### [Problem requirements]
Repeat each entry exactly and drop the pictures.

★ ★ ★ ★ ★ ★ ★

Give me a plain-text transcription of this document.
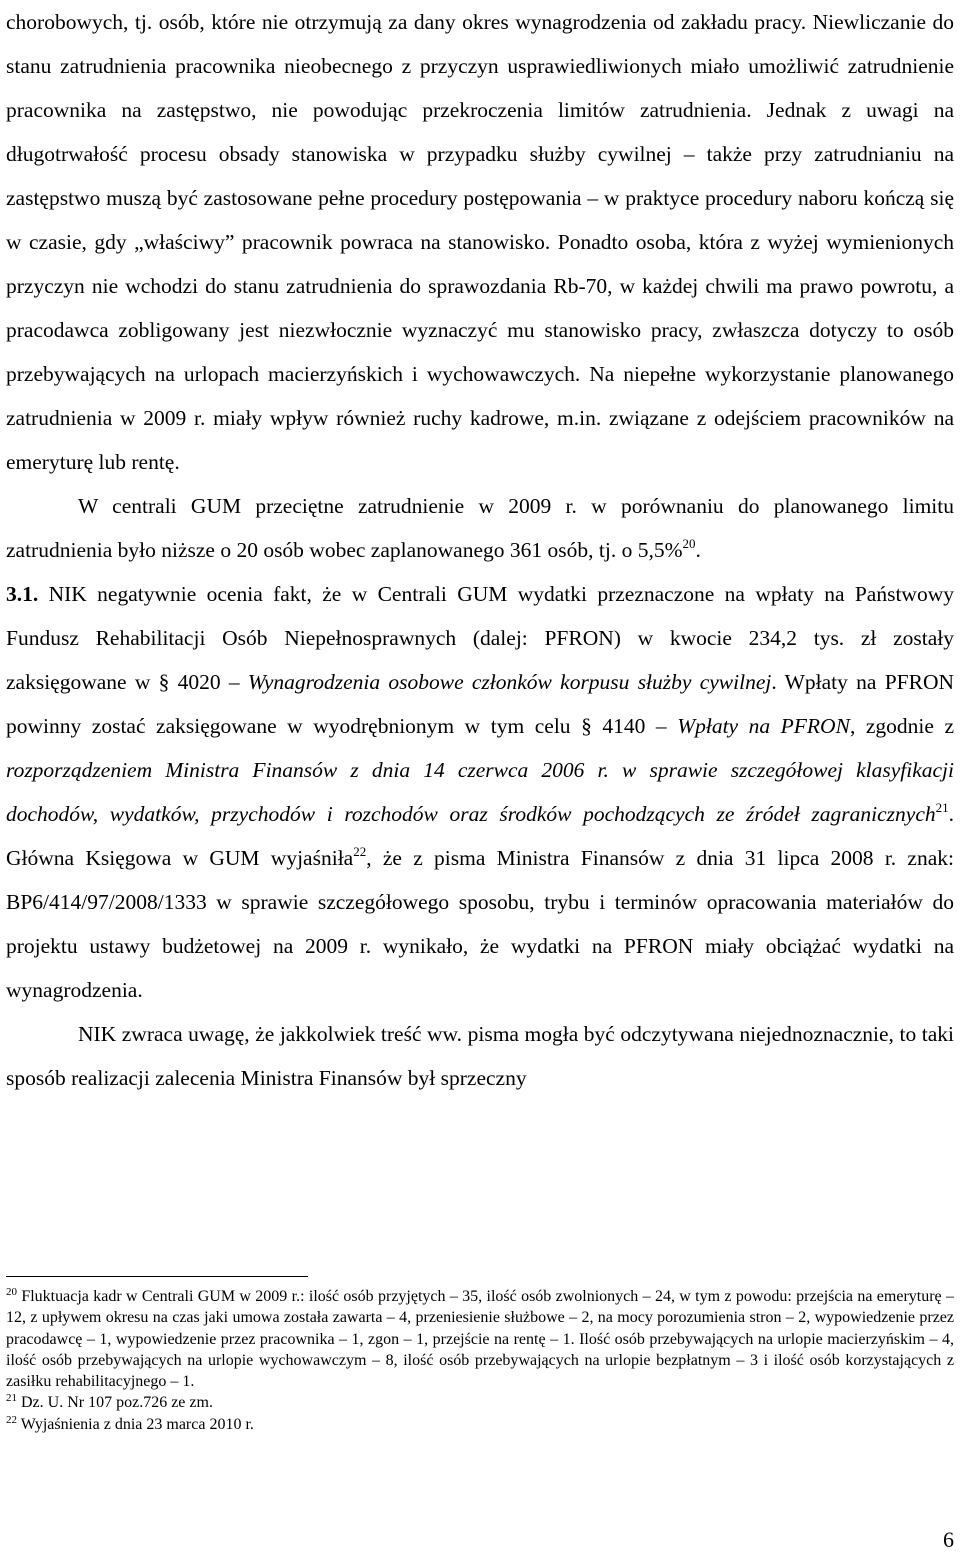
chorobowych, tj. osób, które nie otrzymują za dany okres wynagrodzenia od zakładu pracy. Niewliczanie do stanu zatrudnienia pracownika nieobecnego z przyczyn usprawiedliwionych miało umożliwić zatrudnienie pracownika na zastępstwo, nie powodując przekroczenia limitów zatrudnienia. Jednak z uwagi na długotrwałość procesu obsady stanowiska w przypadku służby cywilnej – także przy zatrudnianiu na zastępstwo muszą być zastosowane pełne procedury postępowania – w praktyce procedury naboru kończą się w czasie, gdy „właściwy” pracownik powraca na stanowisko. Ponadto osoba, która z wyżej wymienionych przyczyn nie wchodzi do stanu zatrudnienia do sprawozdania Rb-70, w każdej chwili ma prawo powrotu, a pracodawca zobligowany jest niezwłocznie wyznaczyć mu stanowisko pracy, zwłaszcza dotyczy to osób przebywających na urlopach macierzyńskich i wychowawczych. Na niepełne wykorzystanie planowanego zatrudnienia w 2009 r. miały wpływ również ruchy kadrowe, m.in. związane z odejściem pracowników na emeryturę lub rentę.

W centrali GUM przeciętne zatrudnienie w 2009 r. w porównaniu do planowanego limitu zatrudnienia było niższe o 20 osób wobec zaplanowanego 361 osób, tj. o 5,5%$^{20}$.

3.1. NIK negatywnie ocenia fakt, że w Centrali GUM wydatki przeznaczone na wpłaty na Państwowy Fundusz Rehabilitacji Osób Niepełnosprawnych (dalej: PFRON) w kwocie 234,2 tys. zł zostały zaksięgowane w § 4020 – Wynagrodzenia osobowe członków korpusu służby cywilnej. Wpłaty na PFRON powinny zostać zaksięgowane w wyodrębnionym w tym celu § 4140 – Wpłaty na PFRON, zgodnie z rozporządzeniem Ministra Finansów z dnia 14 czerwca 2006 r. w sprawie szczegółowej klasyfikacji dochodów, wydatków, przychodów i rozchodów oraz środków pochodzących ze źródeł zagranicznych$^{21}$. Główna Księgowa w GUM wyjaśniła$^{22}$, że z pisma Ministra Finansów z dnia 31 lipca 2008 r. znak: BP6/414/97/2008/1333 w sprawie szczegółowego sposobu, trybu i terminów opracowania materiałów do projektu ustawy budżetowej na 2009 r. wynikało, że wydatki na PFRON miały obciążać wydatki na wynagrodzenia.

NIK zwraca uwagę, że jakkolwiek treść ww. pisma mogła być odczytywana niejednoznacznie, to taki sposób realizacji zalecenia Ministra Finansów był sprzeczny

$^{20}$ Fluktuacja kadr w Centrali GUM w 2009 r.: ilość osób przyjętych – 35, ilość osób zwolnionych – 24, w tym z powodu: przejścia na emeryturę – 12, z upływem okresu na czas jaki umowa została zawarta – 4, przeniesienie służbowe – 2, na mocy porozumienia stron – 2, wypowiedzenie przez pracodawcę – 1, wypowiedzenie przez pracownika – 1, zgon – 1, przejście na rentę – 1. Ilość osób przebywających na urlopie macierzyńskim – 4, ilość osób przebywających na urlopie wychowawczym – 8, ilość osób przebywających na urlopie bezpłatnym – 3 i ilość osób korzystających z zasiłku rehabilitacyjnego – 1.

$^{21}$ Dz. U. Nr 107 poz.726 ze zm.

$^{22}$ Wyjaśnienia z dnia 23 marca 2010 r.

6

★ ★ ★ ★ ★ ★ ★

### [Solved problem]
Give me a plain-text transcription of this document.
chorobowych, tj. osób, które nie otrzymują za dany okres wynagrodzenia od zakładu pracy. Niewliczanie do stanu zatrudnienia pracownika nieobecnego z przyczyn usprawiedliwionych miało umożliwić zatrudnienie pracownika na zastępstwo, nie powodując przekroczenia limitów zatrudnienia. Jednak z uwagi na długotrwałość procesu obsady stanowiska w przypadku służby cywilnej – także przy zatrudnianiu na zastępstwo muszą być zastosowane pełne procedury postępowania – w praktyce procedury naboru kończą się w czasie, gdy „właściwy” pracownik powraca na stanowisko. Ponadto osoba, która z wyżej wymienionych przyczyn nie wchodzi do stanu zatrudnienia do sprawozdania Rb-70, w każdej chwili ma prawo powrotu, a pracodawca zobligowany jest niezwłocznie wyznaczyć mu stanowisko pracy, zwłaszcza dotyczy to osób przebywających na urlopach macierzyńskich i wychowawczych. Na niepełne wykorzystanie planowanego zatrudnienia w 2009 r. miały wpływ również ruchy kadrowe, m.in. związane z odejściem pracowników na emeryturę lub rentę.

W centrali GUM przeciętne zatrudnienie w 2009 r. w porównaniu do planowanego limitu zatrudnienia było niższe o 20 osób wobec zaplanowanego 361 osób, tj. o 5,5%$^{20}$.

3.1. NIK negatywnie ocenia fakt, że w Centrali GUM wydatki przeznaczone na wpłaty na Państwowy Fundusz Rehabilitacji Osób Niepełnosprawnych (dalej: PFRON) w kwocie 234,2 tys. zł zostały zaksięgowane w § 4020 – Wynagrodzenia osobowe członków korpusu służby cywilnej. Wpłaty na PFRON powinny zostać zaksięgowane w wyodrębnionym w tym celu § 4140 – Wpłaty na PFRON, zgodnie z rozporządzeniem Ministra Finansów z dnia 14 czerwca 2006 r. w sprawie szczegółowej klasyfikacji dochodów, wydatków, przychodów i rozchodów oraz środków pochodzących ze źródeł zagranicznych$^{21}$. Główna Księgowa w GUM wyjaśniła$^{22}$, że z pisma Ministra Finansów z dnia 31 lipca 2008 r. znak: BP6/414/97/2008/1333 w sprawie szczegółowego sposobu, trybu i terminów opracowania materiałów do projektu ustawy budżetowej na 2009 r. wynikało, że wydatki na PFRON miały obciążać wydatki na wynagrodzenia.

NIK zwraca uwagę, że jakkolwiek treść ww. pisma mogła być odczytywana niejednoznacznie, to taki sposób realizacji zalecenia Ministra Finansów był sprzeczny

$^{20}$ Fluktuacja kadr w Centrali GUM w 2009 r.: ilość osób przyjętych – 35, ilość osób zwolnionych – 24, w tym z powodu: przejścia na emeryturę – 12, z upływem okresu na czas jaki umowa została zawarta – 4, przeniesienie służbowe – 2, na mocy porozumienia stron – 2, wypowiedzenie przez pracodawcę – 1, wypowiedzenie przez pracownika – 1, zgon – 1, przejście na rentę – 1. Ilość osób przebywających na urlopie macierzyńskim – 4, ilość osób przebywających na urlopie wychowawczym – 8, ilość osób przebywających na urlopie bezpłatnym – 3 i ilość osób korzystających z zasiłku rehabilitacyjnego – 1.

$^{21}$ Dz. U. Nr 107 poz.726 ze zm.

$^{22}$ Wyjaśnienia z dnia 23 marca 2010 r.

6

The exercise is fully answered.